* **Directions**
Report how many lines include the word "Onko", and nothing besides that number.

* **Records shown**
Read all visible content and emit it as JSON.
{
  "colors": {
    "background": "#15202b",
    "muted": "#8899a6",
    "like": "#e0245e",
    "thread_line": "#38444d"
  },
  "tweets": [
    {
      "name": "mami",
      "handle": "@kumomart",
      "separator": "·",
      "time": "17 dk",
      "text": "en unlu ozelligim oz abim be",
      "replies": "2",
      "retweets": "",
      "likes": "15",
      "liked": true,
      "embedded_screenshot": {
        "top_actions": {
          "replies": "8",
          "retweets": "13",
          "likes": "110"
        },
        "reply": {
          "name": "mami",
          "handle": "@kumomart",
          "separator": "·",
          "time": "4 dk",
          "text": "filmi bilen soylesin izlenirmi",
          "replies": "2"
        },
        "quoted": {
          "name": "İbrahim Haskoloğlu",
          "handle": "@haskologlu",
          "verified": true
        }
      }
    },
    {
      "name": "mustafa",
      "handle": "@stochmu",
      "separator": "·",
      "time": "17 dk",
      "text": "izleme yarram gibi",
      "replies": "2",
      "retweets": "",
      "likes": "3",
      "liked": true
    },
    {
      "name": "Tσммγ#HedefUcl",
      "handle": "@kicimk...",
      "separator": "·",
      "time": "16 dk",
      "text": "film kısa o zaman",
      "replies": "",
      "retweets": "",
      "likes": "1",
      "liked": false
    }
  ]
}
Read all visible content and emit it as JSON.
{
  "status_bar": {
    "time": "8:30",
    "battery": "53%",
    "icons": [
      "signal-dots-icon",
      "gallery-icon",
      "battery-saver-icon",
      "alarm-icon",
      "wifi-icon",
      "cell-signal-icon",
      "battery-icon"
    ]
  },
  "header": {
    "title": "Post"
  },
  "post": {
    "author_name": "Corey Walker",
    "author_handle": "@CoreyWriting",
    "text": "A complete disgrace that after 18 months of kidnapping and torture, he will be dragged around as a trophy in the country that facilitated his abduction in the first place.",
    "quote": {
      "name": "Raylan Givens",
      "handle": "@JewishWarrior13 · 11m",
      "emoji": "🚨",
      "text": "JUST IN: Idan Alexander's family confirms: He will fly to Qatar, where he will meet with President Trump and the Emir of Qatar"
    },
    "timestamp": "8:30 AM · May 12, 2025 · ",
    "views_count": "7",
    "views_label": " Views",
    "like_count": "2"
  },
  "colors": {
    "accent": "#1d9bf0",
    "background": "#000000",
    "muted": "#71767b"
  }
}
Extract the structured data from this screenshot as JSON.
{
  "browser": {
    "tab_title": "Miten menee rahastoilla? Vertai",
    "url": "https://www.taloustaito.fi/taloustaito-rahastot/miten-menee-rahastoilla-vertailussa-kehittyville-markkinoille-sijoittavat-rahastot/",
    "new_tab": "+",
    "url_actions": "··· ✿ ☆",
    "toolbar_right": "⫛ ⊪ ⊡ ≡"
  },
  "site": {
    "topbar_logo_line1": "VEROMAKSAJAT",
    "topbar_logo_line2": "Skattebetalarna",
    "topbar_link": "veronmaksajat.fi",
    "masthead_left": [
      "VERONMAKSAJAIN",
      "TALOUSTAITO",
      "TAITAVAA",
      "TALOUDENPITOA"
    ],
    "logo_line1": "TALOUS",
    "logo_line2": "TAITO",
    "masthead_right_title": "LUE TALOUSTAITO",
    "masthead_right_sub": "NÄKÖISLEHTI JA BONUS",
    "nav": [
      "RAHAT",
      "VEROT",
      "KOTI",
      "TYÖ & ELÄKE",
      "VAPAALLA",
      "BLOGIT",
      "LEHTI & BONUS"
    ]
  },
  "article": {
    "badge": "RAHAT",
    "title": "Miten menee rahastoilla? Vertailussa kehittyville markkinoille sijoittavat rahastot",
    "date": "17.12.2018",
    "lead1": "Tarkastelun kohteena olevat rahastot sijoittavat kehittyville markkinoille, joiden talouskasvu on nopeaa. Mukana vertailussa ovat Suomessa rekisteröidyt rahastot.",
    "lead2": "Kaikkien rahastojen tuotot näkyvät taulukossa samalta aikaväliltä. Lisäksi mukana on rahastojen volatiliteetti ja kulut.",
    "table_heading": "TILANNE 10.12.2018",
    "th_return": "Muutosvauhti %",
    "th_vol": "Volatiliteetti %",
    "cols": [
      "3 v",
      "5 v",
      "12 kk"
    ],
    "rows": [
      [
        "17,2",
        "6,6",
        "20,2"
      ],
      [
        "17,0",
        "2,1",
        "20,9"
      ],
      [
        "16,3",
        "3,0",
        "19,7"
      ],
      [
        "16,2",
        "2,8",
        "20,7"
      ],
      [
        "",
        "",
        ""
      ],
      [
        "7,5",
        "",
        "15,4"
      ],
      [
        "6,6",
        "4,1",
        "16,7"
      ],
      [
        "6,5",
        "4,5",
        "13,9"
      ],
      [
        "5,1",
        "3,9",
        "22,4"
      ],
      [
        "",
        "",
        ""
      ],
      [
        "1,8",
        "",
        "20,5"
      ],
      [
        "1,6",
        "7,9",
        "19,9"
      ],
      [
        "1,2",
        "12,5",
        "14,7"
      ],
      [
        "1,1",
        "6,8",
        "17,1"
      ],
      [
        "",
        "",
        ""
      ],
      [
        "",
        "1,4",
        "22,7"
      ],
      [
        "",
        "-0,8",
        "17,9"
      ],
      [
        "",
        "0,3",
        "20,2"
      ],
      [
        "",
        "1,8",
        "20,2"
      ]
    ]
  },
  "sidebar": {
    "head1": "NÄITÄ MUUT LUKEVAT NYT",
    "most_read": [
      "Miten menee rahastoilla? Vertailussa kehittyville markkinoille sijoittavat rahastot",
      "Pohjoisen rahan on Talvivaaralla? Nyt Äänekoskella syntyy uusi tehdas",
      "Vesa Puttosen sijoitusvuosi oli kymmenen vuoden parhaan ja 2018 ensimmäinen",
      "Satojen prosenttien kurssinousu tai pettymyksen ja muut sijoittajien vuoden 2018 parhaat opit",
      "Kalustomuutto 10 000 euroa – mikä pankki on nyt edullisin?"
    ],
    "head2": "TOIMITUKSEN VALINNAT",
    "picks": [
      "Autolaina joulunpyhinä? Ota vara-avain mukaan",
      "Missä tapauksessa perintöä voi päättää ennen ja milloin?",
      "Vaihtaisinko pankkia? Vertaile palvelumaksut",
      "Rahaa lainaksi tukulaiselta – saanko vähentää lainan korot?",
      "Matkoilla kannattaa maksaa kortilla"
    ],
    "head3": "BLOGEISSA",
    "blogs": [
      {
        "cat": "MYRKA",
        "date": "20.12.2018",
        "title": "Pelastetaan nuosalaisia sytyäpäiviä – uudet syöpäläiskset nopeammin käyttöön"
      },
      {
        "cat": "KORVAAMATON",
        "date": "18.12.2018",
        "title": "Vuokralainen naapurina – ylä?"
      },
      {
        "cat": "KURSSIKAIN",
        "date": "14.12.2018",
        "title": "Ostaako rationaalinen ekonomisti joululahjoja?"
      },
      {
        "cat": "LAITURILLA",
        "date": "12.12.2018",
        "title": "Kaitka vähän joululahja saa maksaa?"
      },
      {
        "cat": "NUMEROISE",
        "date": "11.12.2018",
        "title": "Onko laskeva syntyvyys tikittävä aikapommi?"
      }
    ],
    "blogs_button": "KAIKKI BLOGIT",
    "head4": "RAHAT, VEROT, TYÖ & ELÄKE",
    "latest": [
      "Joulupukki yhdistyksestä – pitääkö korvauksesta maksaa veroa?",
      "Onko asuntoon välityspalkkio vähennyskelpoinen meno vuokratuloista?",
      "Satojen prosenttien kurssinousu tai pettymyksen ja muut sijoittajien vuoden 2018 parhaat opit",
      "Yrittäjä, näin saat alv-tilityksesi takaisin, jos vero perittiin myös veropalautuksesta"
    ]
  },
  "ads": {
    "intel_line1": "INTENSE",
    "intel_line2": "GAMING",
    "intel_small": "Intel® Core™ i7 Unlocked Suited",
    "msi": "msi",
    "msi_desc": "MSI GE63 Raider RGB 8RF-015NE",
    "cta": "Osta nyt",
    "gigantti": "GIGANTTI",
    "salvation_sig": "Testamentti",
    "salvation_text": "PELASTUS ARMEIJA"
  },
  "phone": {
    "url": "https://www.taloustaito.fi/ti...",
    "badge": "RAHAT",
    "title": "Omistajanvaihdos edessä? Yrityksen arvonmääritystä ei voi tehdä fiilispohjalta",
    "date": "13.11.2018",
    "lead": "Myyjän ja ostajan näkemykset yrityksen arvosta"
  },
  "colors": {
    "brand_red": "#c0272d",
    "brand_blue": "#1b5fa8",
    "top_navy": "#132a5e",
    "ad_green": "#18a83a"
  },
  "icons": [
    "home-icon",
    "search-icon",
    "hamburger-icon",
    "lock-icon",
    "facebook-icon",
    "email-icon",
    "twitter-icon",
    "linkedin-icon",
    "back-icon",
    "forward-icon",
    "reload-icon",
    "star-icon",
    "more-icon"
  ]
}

* **Exercise output**
2